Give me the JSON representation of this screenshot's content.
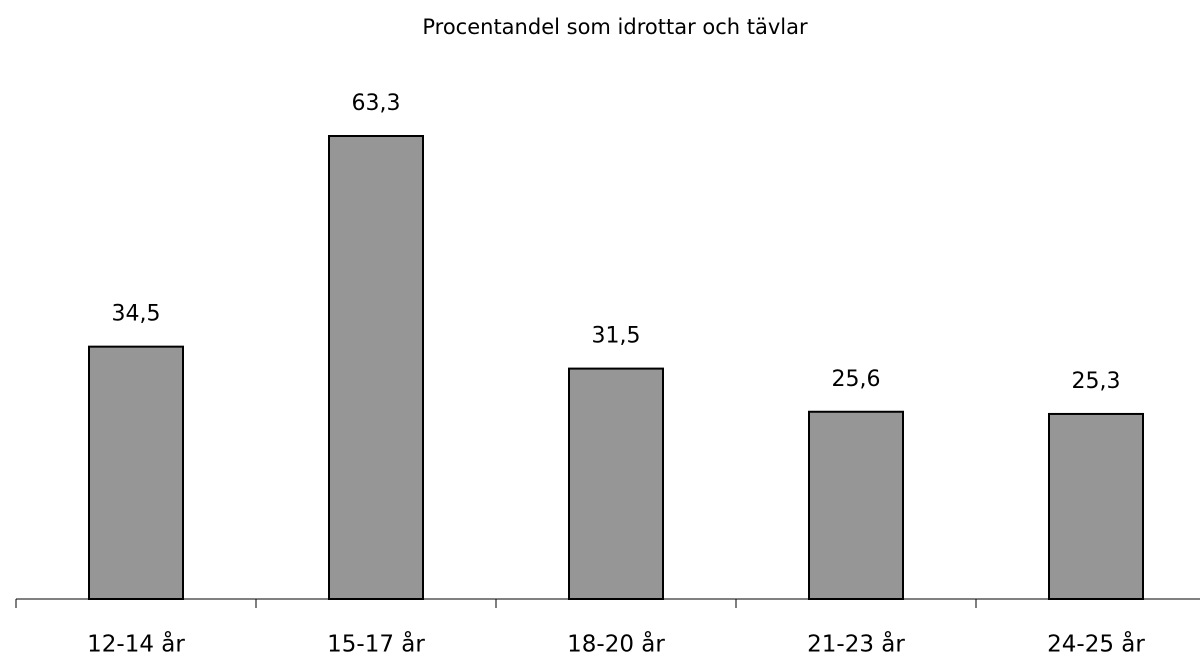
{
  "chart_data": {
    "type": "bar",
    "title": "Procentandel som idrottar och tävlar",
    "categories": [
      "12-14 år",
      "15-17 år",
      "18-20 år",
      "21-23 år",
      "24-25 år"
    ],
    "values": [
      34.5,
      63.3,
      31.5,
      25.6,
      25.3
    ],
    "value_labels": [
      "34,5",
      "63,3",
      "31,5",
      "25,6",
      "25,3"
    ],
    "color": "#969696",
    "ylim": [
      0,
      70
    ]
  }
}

-------------------------

## What to do
Copy every entry word for word, but omit the pictures.

## Output
Give me the JSON representation of this screenshot's content.
{
  "chart_data": {
    "type": "bar",
    "title": "Procentandel som idrottar och tävlar",
    "categories": [
      "12-14 år",
      "15-17 år",
      "18-20 år",
      "21-23 år",
      "24-25 år"
    ],
    "values": [
      34.5,
      63.3,
      31.5,
      25.6,
      25.3
    ],
    "value_labels": [
      "34,5",
      "63,3",
      "31,5",
      "25,6",
      "25,3"
    ],
    "color": "#969696",
    "ylim": [
      0,
      70
    ]
  }
}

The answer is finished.